## Exercise material:
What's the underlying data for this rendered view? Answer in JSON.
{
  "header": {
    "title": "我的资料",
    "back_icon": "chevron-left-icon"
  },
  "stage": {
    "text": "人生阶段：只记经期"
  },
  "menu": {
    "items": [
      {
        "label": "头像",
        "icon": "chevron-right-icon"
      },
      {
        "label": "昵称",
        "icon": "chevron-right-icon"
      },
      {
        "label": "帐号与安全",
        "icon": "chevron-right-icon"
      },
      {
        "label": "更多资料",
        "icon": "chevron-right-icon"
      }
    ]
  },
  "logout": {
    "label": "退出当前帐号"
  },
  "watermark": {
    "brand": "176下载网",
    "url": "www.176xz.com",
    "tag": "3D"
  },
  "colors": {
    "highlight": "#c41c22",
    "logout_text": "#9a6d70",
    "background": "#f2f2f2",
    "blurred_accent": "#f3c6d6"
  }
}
--
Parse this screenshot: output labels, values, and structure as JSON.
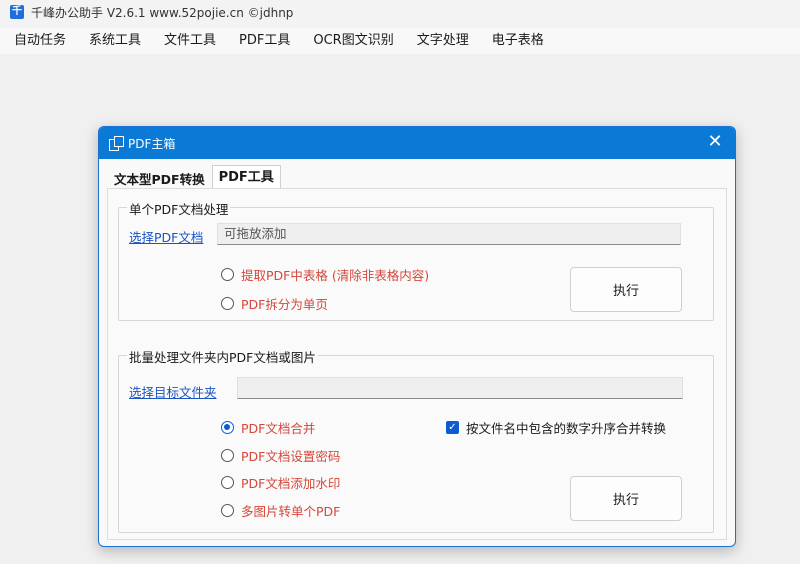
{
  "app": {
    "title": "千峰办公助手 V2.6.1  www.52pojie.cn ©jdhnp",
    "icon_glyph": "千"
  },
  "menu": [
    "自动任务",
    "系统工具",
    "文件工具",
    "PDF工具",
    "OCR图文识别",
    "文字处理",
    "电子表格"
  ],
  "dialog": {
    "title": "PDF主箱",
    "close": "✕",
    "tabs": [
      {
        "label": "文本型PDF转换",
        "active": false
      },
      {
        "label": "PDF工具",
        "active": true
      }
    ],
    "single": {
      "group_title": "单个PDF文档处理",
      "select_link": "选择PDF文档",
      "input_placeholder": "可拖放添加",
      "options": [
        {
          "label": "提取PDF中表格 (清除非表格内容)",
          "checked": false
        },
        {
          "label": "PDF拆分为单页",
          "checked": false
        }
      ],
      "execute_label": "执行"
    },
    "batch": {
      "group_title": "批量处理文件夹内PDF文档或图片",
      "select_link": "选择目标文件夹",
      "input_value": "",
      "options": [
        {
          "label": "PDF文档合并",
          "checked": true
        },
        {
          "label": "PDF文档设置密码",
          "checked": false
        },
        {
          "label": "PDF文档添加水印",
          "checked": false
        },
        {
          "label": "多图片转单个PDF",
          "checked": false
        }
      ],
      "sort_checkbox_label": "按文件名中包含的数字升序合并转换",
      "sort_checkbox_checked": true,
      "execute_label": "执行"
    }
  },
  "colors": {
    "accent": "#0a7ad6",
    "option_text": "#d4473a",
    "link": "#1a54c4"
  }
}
==
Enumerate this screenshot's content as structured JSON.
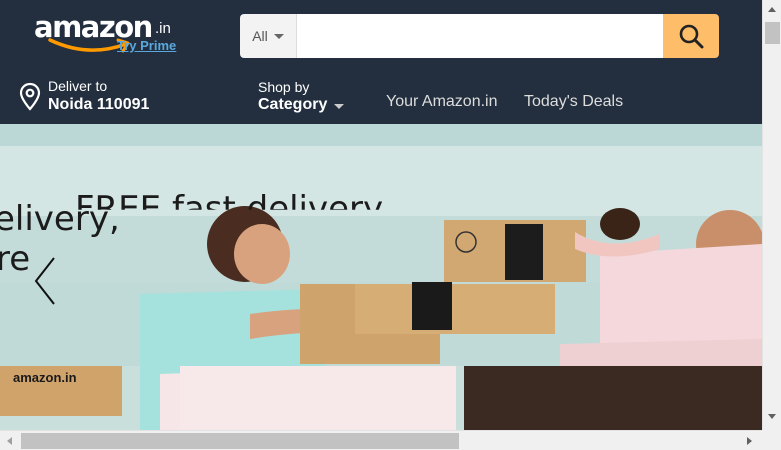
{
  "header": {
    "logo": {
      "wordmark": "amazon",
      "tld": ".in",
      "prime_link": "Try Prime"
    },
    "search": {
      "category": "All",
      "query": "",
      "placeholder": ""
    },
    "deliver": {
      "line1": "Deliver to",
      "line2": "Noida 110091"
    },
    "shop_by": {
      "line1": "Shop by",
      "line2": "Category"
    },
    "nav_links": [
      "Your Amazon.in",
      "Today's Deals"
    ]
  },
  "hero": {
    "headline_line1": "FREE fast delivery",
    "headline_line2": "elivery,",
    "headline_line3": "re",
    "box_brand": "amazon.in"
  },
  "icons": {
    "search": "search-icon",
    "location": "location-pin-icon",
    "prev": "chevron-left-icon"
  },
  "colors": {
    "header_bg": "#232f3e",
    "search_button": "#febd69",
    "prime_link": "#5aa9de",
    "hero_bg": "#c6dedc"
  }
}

## What you have to do:
Pull out every line above that holds the word "screenshot".

## Result of the task:
Parse this screenshot: output labels, values, and structure as JSON.
Enumerate this screenshot's content as structured JSON.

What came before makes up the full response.